**Exercise task**
Below is a block of records. Copy every line in it that contains the word "JSON".

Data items
-*-*-

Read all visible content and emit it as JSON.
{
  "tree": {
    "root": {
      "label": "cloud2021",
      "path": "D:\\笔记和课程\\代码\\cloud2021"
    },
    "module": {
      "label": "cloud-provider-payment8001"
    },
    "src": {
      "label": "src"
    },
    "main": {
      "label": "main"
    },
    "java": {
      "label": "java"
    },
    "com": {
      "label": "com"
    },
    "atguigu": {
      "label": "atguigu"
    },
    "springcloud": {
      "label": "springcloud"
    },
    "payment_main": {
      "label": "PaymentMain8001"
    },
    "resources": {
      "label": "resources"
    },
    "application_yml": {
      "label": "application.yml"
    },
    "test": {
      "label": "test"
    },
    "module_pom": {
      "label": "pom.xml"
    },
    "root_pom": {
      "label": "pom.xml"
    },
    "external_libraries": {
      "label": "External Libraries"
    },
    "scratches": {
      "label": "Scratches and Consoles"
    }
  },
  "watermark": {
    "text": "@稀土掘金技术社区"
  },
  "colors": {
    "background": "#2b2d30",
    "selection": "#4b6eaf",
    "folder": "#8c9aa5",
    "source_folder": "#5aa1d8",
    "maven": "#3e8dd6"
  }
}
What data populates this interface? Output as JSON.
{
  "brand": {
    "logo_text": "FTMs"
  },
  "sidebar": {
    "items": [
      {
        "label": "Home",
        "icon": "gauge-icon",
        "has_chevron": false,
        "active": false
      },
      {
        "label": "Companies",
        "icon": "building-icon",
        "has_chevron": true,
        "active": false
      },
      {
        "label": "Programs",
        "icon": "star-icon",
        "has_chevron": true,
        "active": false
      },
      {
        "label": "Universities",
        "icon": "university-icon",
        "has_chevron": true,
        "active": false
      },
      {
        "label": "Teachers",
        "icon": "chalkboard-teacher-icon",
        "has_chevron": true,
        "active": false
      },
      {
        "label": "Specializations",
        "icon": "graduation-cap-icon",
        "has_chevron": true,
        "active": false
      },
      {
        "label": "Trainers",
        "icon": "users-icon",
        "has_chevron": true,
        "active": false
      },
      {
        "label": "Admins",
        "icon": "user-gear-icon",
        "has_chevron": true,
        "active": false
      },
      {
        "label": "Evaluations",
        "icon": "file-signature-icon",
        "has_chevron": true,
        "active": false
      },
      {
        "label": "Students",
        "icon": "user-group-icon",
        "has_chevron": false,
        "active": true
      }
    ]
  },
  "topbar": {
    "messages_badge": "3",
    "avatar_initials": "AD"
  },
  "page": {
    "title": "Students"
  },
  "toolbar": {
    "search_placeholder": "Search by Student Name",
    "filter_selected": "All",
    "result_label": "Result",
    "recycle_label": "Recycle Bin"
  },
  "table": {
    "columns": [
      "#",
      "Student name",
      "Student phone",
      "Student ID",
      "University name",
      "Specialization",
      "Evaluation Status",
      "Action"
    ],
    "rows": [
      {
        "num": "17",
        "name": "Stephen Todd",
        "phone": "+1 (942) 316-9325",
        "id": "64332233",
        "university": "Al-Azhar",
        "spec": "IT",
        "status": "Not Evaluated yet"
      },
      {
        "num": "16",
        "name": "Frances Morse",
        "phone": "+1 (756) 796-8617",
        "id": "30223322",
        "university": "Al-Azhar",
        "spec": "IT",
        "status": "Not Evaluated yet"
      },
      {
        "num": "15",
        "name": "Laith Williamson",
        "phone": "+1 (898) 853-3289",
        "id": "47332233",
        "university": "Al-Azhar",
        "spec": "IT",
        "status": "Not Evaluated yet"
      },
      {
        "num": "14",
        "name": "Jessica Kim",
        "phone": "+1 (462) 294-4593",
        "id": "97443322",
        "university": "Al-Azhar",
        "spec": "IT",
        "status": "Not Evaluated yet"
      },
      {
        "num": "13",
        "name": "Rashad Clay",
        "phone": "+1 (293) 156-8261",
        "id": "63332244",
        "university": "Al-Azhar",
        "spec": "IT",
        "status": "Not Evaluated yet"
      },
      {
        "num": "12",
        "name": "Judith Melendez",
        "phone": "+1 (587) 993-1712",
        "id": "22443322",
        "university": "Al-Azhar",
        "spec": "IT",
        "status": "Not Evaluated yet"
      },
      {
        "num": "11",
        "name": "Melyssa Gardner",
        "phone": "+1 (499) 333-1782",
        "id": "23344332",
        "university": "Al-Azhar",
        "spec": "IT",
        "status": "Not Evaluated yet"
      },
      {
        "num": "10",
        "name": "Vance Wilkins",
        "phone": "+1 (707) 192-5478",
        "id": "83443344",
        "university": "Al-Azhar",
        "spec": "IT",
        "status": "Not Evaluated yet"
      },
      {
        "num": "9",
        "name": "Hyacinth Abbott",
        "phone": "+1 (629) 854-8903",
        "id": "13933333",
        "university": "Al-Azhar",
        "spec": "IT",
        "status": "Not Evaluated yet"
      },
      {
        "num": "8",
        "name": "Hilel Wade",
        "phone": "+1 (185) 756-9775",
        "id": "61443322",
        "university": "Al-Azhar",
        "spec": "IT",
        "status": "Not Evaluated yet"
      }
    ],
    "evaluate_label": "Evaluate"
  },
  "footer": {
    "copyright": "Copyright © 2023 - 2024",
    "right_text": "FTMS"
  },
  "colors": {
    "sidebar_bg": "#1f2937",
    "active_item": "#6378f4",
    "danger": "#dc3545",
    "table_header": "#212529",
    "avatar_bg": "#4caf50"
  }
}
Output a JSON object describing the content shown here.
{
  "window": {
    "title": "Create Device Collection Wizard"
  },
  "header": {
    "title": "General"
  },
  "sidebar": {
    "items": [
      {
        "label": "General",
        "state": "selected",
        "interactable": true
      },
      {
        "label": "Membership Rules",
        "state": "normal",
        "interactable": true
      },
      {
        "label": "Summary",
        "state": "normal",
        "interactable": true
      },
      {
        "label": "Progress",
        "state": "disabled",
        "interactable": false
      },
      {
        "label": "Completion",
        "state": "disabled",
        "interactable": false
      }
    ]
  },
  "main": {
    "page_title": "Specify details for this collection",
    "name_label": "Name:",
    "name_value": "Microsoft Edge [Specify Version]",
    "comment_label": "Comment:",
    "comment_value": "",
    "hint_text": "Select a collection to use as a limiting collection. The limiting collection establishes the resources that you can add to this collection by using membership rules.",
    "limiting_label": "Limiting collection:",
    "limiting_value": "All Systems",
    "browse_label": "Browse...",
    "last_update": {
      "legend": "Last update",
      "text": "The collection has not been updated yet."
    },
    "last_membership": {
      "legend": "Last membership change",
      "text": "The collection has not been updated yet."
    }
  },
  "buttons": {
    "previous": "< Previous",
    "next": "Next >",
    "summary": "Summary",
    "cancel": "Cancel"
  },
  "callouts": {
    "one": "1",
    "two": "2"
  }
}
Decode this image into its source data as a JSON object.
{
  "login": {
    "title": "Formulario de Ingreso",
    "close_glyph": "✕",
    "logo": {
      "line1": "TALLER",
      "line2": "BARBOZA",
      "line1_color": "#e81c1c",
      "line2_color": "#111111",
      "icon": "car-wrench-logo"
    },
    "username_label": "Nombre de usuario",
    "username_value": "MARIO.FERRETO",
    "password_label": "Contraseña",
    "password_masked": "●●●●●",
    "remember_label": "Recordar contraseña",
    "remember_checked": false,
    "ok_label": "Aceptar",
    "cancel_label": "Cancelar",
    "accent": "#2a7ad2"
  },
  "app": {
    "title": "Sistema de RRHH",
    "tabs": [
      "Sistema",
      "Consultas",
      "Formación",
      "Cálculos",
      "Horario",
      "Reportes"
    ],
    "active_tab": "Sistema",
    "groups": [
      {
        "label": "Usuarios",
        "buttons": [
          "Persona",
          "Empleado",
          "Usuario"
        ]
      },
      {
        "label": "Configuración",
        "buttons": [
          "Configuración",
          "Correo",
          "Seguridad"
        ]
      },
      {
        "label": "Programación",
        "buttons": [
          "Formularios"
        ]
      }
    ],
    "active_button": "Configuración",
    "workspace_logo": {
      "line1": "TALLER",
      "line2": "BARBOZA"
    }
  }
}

-*-*-

**Exercise answer**
Read all visible content and emit it as JSON.
What data populates this interface? Output as JSON.
Output a JSON object describing the content shown here.
Decode this image into its source data as a JSON object.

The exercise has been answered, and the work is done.